____ Records for the task

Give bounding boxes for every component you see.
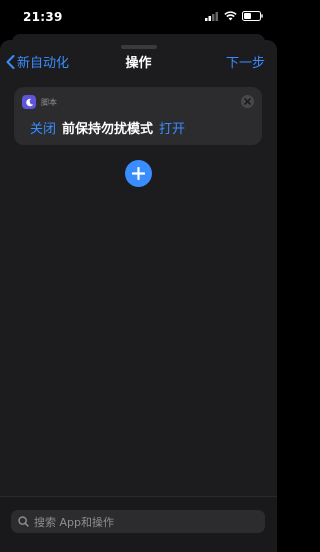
status-bar: 21:39	[0, 0, 277, 34]
action-sentence: 关闭 前保持勿扰模式 打开	[30, 118, 185, 137]
search-placeholder: 搜索 App和操作	[34, 515, 114, 529]
remove-action-button[interactable]	[241, 95, 254, 108]
battery-icon	[242, 11, 263, 21]
plus-icon	[132, 167, 145, 180]
close-icon	[244, 98, 251, 105]
actions-sheet: 新自动化 操作 下一步 脚本 关闭 前保持勿扰模式 打开 搜索 App和操作	[0, 40, 277, 552]
search-icon	[18, 516, 29, 527]
action-text: 前保持勿扰模式	[62, 122, 154, 137]
search-input[interactable]: 搜索 App和操作	[11, 510, 265, 533]
toggle-verb-token[interactable]: 关闭	[30, 118, 56, 137]
moon-icon	[25, 98, 33, 106]
status-icons	[205, 11, 263, 21]
next-button[interactable]: 下一步	[226, 52, 265, 71]
search-bar-container: 搜索 App和操作	[0, 496, 277, 552]
action-card-header: 脚本	[22, 95, 57, 109]
script-moon-icon	[22, 95, 36, 109]
action-card[interactable]: 脚本 关闭 前保持勿扰模式 打开	[14, 87, 262, 145]
cellular-signal-icon	[205, 11, 218, 21]
wifi-icon	[224, 11, 237, 21]
add-action-button[interactable]	[125, 160, 152, 187]
focus-mode-param-token[interactable]: 打开	[159, 118, 185, 137]
status-time: 21:39	[23, 10, 63, 24]
navigation-bar: 新自动化 操作 下一步	[0, 40, 277, 80]
action-category: 脚本	[41, 97, 57, 107]
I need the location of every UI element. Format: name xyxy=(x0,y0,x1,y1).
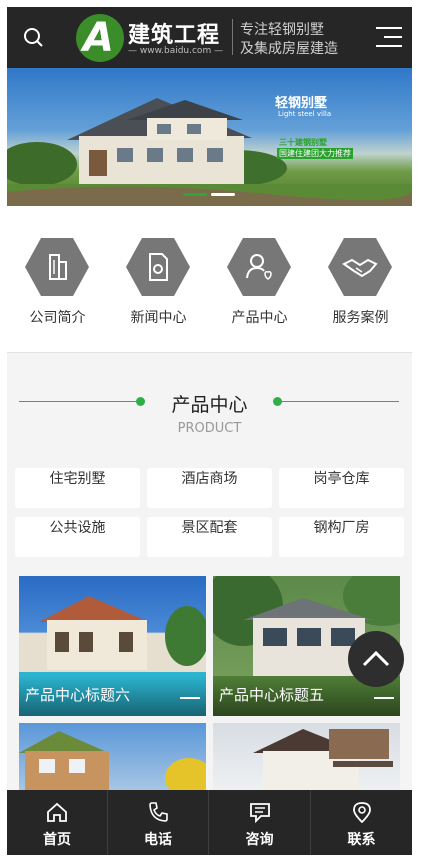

________

Task details: Copy every line of the entries above verbatim, leaving out the pictures.

Exercise answer:
Give bounding boxes for every component you see.
status-bar: 21:39	[0, 0, 277, 34]
action-sentence: 关闭 前保持勿扰模式 打开	[30, 118, 185, 137]
search-placeholder: 搜索 App和操作	[34, 515, 114, 529]
remove-action-button[interactable]	[241, 95, 254, 108]
battery-icon	[242, 11, 263, 21]
plus-icon	[132, 167, 145, 180]
close-icon	[244, 98, 251, 105]
actions-sheet: 新自动化 操作 下一步 脚本 关闭 前保持勿扰模式 打开 搜索 App和操作	[0, 40, 277, 552]
search-icon	[18, 516, 29, 527]
action-text: 前保持勿扰模式	[62, 122, 154, 137]
search-input[interactable]: 搜索 App和操作	[11, 510, 265, 533]
toggle-verb-token[interactable]: 关闭	[30, 118, 56, 137]
moon-icon	[25, 98, 33, 106]
status-icons	[205, 11, 263, 21]
next-button[interactable]: 下一步	[226, 52, 265, 71]
search-bar-container: 搜索 App和操作	[0, 496, 277, 552]
action-card-header: 脚本	[22, 95, 57, 109]
script-moon-icon	[22, 95, 36, 109]
action-card[interactable]: 脚本 关闭 前保持勿扰模式 打开	[14, 87, 262, 145]
cellular-signal-icon	[205, 11, 218, 21]
wifi-icon	[224, 11, 237, 21]
add-action-button[interactable]	[125, 160, 152, 187]
focus-mode-param-token[interactable]: 打开	[159, 118, 185, 137]
status-time: 21:39	[23, 10, 63, 24]
navigation-bar: 新自动化 操作 下一步	[0, 40, 277, 80]
action-category: 脚本	[41, 97, 57, 107]
I need the location of every UI element. Format: name xyxy=(x0,y0,x1,y1).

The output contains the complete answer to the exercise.